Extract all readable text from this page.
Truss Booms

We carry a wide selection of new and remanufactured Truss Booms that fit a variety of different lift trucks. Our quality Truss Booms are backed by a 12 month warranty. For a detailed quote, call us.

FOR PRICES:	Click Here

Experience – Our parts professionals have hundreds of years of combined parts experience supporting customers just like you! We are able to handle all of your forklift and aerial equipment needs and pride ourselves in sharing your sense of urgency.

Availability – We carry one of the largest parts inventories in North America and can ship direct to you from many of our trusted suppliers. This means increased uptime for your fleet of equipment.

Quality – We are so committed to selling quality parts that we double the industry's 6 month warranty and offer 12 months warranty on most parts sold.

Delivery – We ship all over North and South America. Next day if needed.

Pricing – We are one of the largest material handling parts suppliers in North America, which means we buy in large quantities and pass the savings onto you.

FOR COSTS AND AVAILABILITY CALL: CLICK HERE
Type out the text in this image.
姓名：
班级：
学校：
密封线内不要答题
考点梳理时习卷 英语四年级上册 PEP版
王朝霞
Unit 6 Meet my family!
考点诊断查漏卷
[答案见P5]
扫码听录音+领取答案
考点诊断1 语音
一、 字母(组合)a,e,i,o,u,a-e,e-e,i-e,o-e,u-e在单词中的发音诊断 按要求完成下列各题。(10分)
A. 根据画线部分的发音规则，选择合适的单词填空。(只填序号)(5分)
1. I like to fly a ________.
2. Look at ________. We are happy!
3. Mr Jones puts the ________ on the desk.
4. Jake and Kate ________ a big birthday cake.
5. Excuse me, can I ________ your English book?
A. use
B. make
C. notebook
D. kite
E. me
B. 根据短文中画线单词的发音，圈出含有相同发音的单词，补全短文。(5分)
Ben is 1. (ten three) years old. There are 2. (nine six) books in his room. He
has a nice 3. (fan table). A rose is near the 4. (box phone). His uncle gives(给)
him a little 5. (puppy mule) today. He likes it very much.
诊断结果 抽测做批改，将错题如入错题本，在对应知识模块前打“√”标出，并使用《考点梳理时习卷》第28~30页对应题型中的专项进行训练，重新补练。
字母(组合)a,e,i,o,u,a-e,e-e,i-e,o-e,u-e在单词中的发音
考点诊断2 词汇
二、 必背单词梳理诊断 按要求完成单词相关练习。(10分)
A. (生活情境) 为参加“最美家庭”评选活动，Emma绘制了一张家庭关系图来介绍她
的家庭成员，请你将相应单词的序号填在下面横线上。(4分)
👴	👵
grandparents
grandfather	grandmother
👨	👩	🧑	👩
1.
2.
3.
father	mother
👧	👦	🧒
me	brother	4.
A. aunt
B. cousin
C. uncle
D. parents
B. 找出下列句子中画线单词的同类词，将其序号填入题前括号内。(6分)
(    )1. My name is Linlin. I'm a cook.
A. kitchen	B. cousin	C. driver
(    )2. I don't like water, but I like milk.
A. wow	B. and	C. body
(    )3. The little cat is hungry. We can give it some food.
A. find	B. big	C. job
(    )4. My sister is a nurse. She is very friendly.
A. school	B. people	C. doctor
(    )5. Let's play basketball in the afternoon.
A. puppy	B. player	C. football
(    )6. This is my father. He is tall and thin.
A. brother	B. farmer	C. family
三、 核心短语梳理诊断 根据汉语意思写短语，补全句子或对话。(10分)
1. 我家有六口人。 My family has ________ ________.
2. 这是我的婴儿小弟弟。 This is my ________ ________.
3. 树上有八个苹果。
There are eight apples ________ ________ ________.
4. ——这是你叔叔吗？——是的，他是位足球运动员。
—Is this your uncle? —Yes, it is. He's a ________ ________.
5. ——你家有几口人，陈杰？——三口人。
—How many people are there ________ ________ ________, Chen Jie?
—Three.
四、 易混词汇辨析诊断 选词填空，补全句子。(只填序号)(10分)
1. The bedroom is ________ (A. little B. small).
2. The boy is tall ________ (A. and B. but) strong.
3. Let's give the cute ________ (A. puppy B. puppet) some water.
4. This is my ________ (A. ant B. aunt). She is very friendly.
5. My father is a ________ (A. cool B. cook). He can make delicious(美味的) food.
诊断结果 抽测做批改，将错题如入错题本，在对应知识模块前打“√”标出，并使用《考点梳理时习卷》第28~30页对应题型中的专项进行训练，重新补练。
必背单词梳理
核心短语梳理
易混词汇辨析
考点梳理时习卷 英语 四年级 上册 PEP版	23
_ _ _
Exercise goal
Pick out the lines containing the string "years" and show them.

Complete response
Experience – Our parts professionals have hundreds of years of combined parts experience supporting customers just like you! We are able to handle all of your forklift and aerial equipment needs and pride ourselves in sharing your sense of urgency.
Ben is 1. (ten three) years old. There are 2. (nine six) books in his room. He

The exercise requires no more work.